Exercise details >> Do any lines in the data below contain "this"? If so, copy every one of them.

(Source data)
* start *

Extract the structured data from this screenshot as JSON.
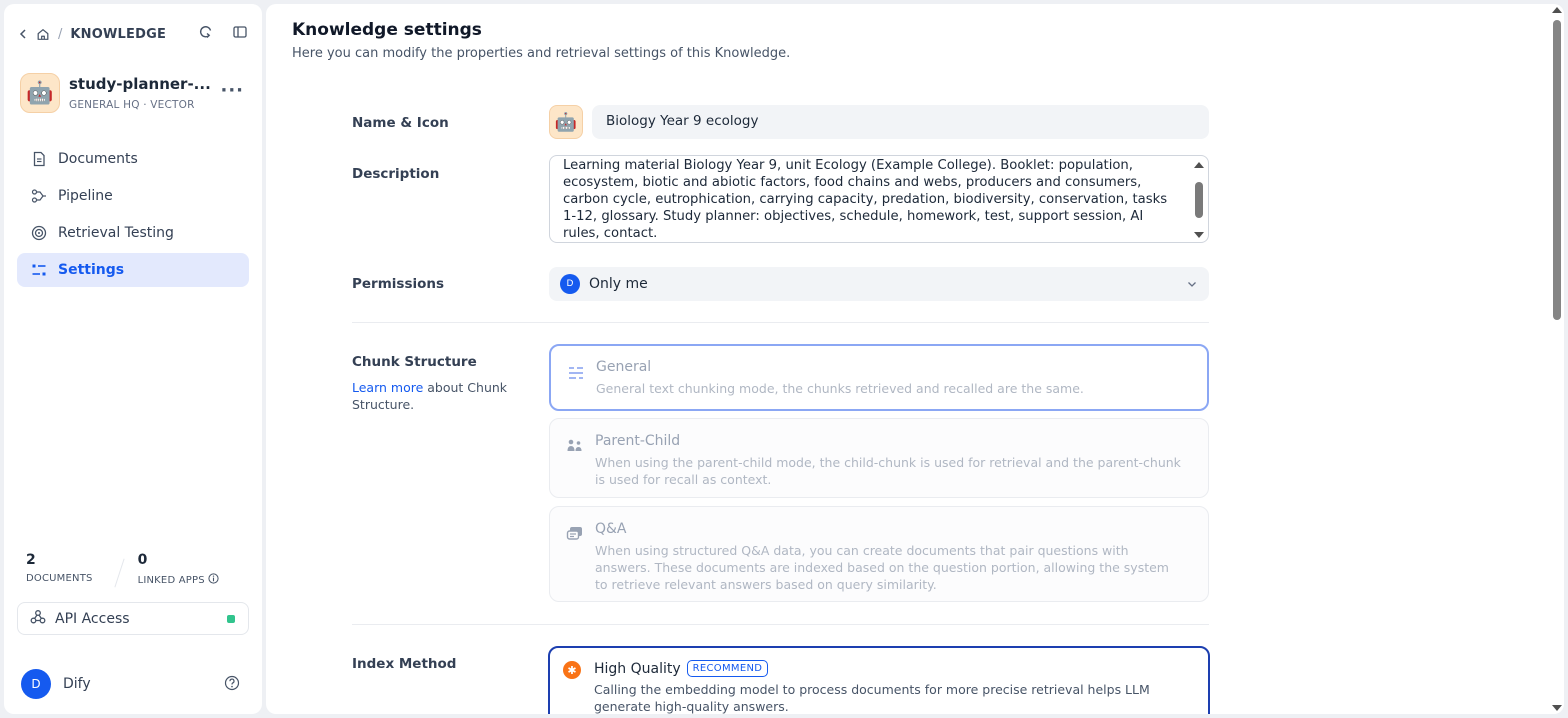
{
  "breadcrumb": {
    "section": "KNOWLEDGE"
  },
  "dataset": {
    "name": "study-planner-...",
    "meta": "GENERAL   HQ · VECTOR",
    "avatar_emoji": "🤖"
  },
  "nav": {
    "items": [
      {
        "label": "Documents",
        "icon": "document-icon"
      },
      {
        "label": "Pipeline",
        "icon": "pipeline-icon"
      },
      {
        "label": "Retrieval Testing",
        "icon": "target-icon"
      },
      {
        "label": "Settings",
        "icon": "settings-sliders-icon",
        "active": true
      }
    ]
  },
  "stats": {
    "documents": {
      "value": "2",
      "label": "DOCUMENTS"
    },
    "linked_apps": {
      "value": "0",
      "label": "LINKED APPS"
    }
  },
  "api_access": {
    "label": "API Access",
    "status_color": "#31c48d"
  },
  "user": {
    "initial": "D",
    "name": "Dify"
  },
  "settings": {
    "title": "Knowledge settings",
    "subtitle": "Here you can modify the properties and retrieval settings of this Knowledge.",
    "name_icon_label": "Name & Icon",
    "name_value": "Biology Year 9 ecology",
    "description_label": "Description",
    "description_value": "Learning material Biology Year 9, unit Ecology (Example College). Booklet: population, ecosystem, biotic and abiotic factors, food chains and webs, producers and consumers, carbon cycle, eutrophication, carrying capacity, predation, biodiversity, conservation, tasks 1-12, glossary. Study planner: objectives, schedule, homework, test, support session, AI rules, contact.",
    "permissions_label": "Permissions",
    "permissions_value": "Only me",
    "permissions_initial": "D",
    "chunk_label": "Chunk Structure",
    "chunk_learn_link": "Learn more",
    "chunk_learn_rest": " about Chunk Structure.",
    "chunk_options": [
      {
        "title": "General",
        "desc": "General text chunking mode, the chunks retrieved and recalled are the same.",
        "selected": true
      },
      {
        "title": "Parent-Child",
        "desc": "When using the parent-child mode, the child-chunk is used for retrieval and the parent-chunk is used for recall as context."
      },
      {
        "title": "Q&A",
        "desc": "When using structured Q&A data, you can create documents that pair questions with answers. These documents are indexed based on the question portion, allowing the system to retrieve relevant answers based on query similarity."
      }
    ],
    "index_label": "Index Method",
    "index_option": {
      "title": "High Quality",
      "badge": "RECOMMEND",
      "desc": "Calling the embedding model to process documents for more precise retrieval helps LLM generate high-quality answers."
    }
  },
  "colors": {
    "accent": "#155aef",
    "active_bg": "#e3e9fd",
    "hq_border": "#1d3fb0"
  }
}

* end *
* start *

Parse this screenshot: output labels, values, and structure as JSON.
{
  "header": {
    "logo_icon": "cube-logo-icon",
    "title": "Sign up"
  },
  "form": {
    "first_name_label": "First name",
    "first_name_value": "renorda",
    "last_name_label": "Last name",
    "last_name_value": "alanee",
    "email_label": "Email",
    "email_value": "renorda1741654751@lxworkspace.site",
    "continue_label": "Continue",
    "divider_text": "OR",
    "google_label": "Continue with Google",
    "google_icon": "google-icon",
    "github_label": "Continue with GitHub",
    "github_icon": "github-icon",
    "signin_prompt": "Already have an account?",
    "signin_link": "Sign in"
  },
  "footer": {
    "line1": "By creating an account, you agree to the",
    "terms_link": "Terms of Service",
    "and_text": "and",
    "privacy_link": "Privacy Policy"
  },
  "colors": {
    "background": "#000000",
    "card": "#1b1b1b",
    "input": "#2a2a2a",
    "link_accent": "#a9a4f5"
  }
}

* end *

Result below >>
Extract the structured data from this screenshot as JSON.
    "subtitle": "Here you can modify the properties and retrieval settings of this Knowledge.",
Parse this screenshot: output labels, values, and structure as JSON.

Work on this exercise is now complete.